◆ **EXERCISE GOAL**
Take every line where the string "жизни" appears and copy it.

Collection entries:
--------------------------------
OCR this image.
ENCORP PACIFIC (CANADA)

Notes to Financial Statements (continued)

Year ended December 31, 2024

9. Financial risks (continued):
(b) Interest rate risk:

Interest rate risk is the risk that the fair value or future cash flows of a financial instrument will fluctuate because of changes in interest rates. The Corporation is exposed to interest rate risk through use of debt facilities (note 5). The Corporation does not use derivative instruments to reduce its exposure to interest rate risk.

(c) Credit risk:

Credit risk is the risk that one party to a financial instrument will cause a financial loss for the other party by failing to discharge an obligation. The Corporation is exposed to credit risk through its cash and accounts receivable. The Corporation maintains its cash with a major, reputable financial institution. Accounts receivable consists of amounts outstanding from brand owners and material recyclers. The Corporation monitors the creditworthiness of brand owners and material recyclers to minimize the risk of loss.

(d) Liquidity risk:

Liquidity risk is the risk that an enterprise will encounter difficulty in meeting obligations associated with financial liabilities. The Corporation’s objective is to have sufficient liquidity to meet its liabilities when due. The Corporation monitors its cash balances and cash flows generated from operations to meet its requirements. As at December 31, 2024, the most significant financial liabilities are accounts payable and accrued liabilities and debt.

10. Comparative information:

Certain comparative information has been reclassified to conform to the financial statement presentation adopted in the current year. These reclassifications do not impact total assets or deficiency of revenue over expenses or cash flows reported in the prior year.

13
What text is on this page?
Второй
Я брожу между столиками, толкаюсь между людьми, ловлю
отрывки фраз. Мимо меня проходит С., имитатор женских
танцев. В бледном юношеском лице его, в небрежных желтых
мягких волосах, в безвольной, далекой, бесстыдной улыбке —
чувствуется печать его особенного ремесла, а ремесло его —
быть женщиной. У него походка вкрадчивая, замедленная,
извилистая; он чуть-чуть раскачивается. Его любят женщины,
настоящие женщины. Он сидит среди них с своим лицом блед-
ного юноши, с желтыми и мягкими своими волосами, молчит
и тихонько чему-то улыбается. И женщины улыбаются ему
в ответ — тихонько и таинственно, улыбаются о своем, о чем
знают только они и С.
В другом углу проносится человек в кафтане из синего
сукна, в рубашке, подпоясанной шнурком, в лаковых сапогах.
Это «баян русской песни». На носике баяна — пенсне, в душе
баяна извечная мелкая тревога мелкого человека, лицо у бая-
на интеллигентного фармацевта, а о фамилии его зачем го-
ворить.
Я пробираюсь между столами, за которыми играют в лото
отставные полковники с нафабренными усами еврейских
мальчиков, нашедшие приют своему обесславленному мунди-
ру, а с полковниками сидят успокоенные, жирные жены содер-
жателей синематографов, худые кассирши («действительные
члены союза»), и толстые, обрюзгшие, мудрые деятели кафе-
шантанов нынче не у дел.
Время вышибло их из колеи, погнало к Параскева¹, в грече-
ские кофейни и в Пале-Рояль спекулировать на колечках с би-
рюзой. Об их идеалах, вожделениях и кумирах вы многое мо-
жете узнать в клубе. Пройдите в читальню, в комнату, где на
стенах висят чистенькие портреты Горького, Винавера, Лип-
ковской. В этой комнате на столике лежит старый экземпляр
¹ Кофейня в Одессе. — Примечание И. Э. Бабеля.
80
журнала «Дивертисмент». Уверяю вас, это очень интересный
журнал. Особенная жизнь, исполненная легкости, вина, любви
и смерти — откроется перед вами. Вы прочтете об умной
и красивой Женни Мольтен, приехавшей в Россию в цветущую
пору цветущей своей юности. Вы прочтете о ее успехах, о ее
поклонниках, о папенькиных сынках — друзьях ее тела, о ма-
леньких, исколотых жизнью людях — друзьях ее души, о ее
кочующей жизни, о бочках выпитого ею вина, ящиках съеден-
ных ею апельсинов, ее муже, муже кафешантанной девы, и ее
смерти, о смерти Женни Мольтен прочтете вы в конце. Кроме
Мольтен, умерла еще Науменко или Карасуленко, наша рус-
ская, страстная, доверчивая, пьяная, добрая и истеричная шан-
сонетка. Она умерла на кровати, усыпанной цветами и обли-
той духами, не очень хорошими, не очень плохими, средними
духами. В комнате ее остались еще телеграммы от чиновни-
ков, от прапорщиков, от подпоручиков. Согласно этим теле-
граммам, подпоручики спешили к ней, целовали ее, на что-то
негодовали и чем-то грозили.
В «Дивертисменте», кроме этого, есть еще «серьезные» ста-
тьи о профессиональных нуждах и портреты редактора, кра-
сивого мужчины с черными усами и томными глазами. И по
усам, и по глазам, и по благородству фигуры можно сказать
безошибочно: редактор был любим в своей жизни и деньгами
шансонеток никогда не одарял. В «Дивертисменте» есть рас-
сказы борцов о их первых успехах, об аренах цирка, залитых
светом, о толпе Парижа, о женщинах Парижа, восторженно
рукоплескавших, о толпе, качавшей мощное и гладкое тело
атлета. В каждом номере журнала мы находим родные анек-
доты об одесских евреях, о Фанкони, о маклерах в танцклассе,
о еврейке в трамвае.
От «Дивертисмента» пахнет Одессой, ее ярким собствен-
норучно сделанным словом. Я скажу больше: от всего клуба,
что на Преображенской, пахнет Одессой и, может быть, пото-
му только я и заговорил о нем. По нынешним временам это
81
--------------------------------
◆ **RESPONSE TO THIS EXERCISE**
кочующей жизни, о бочках выпитого ею вина, ящиках съеден-
безошибочно: редактор был любим в своей жизни и деньгами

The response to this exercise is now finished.